CHALLENGE: From the listing below, extract each line containing the string "Contains".

[Start RECORDS]

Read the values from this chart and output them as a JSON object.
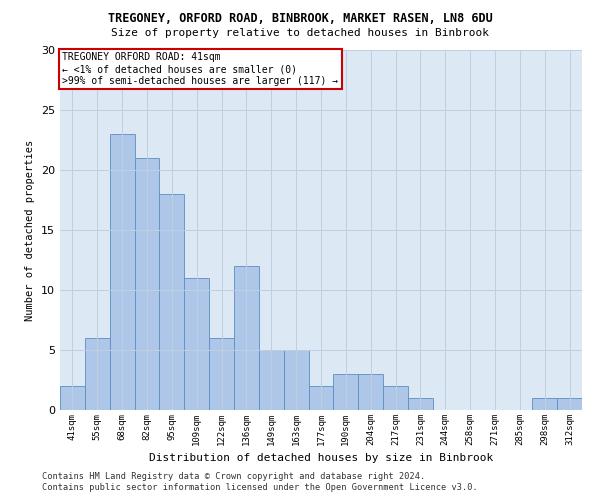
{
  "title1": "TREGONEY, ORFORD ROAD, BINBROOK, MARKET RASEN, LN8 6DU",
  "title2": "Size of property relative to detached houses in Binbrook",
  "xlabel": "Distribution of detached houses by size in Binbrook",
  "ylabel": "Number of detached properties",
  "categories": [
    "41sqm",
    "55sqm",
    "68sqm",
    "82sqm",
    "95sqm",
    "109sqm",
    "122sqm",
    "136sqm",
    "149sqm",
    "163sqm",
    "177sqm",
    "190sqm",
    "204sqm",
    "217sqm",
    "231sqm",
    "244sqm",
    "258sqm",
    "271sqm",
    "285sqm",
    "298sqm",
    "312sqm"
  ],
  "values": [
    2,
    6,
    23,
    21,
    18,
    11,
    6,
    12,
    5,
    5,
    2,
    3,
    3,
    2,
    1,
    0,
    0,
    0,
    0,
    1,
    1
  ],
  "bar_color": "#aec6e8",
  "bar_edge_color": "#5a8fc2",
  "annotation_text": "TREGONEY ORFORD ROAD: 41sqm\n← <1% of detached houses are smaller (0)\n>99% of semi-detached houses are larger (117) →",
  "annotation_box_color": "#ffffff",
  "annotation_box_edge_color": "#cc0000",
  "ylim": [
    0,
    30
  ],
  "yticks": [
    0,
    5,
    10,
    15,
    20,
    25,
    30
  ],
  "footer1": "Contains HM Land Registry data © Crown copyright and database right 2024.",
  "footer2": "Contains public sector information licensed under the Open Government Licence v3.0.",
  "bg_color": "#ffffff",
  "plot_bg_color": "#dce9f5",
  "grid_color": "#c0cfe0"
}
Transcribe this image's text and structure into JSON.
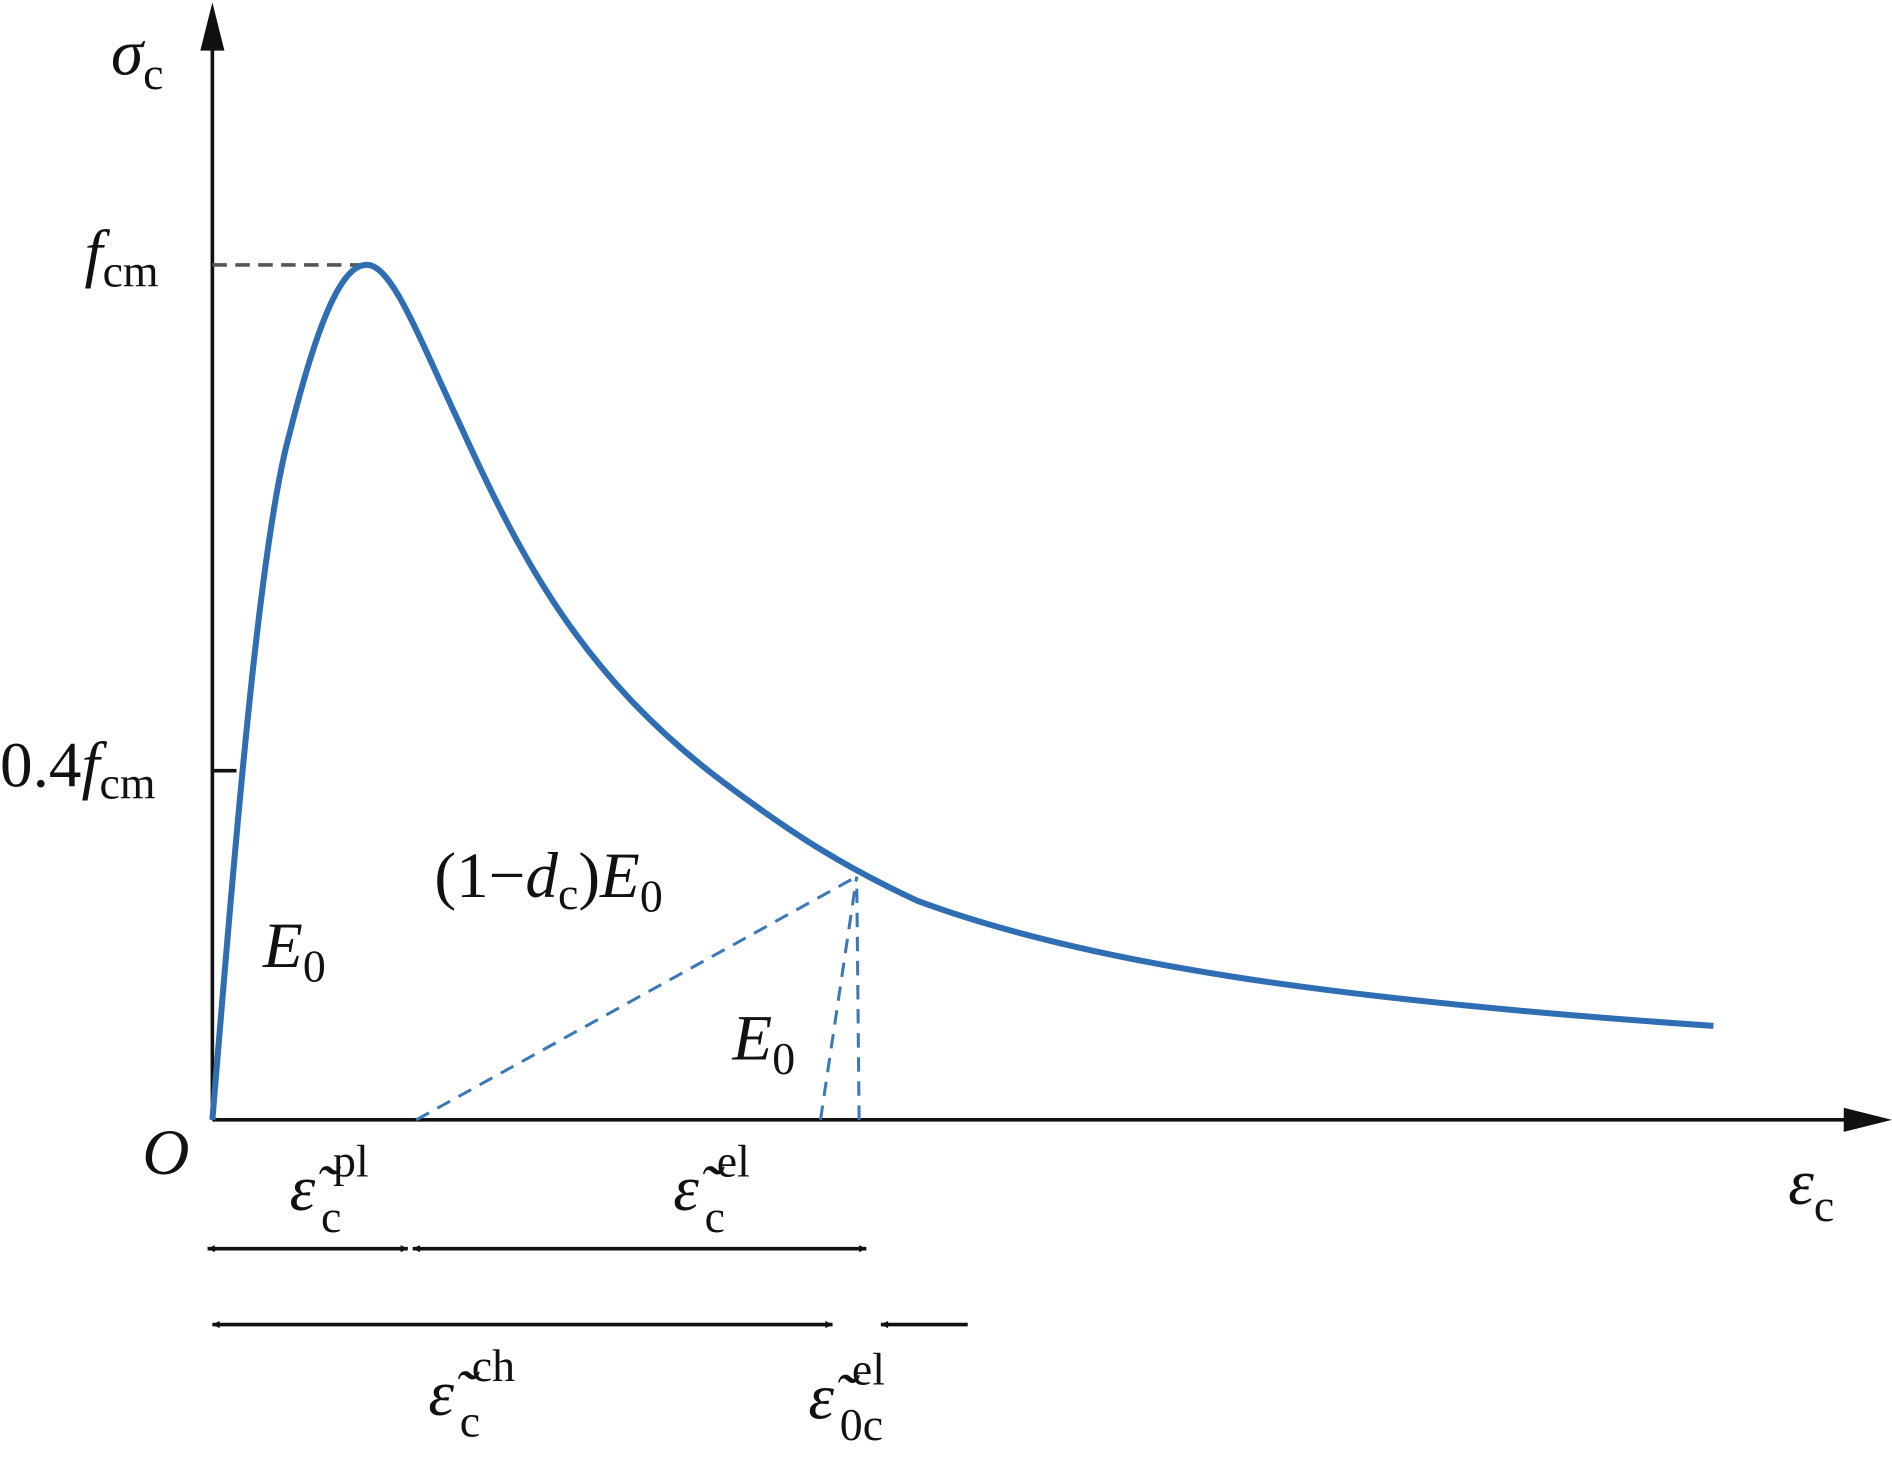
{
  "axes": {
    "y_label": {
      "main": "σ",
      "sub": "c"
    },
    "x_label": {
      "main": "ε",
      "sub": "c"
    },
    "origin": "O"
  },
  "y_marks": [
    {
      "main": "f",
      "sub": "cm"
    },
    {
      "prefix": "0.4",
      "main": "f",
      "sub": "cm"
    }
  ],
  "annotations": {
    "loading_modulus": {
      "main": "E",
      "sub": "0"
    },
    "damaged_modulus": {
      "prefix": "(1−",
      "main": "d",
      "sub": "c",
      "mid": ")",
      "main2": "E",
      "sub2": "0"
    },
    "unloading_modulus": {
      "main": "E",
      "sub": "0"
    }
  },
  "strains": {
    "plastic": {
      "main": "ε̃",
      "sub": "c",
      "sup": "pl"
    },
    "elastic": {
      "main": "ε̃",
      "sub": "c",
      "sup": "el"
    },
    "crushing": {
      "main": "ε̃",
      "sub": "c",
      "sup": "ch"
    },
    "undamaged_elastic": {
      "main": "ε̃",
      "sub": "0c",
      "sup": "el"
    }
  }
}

[End RECORDS]

OUTPUT BELOW:
  "footer1": "Contains HM Land Registry data © Crown copyright and database right 2024.",
  "footer2": "Contains public sector information licensed under the Open Government Licence v3.0.",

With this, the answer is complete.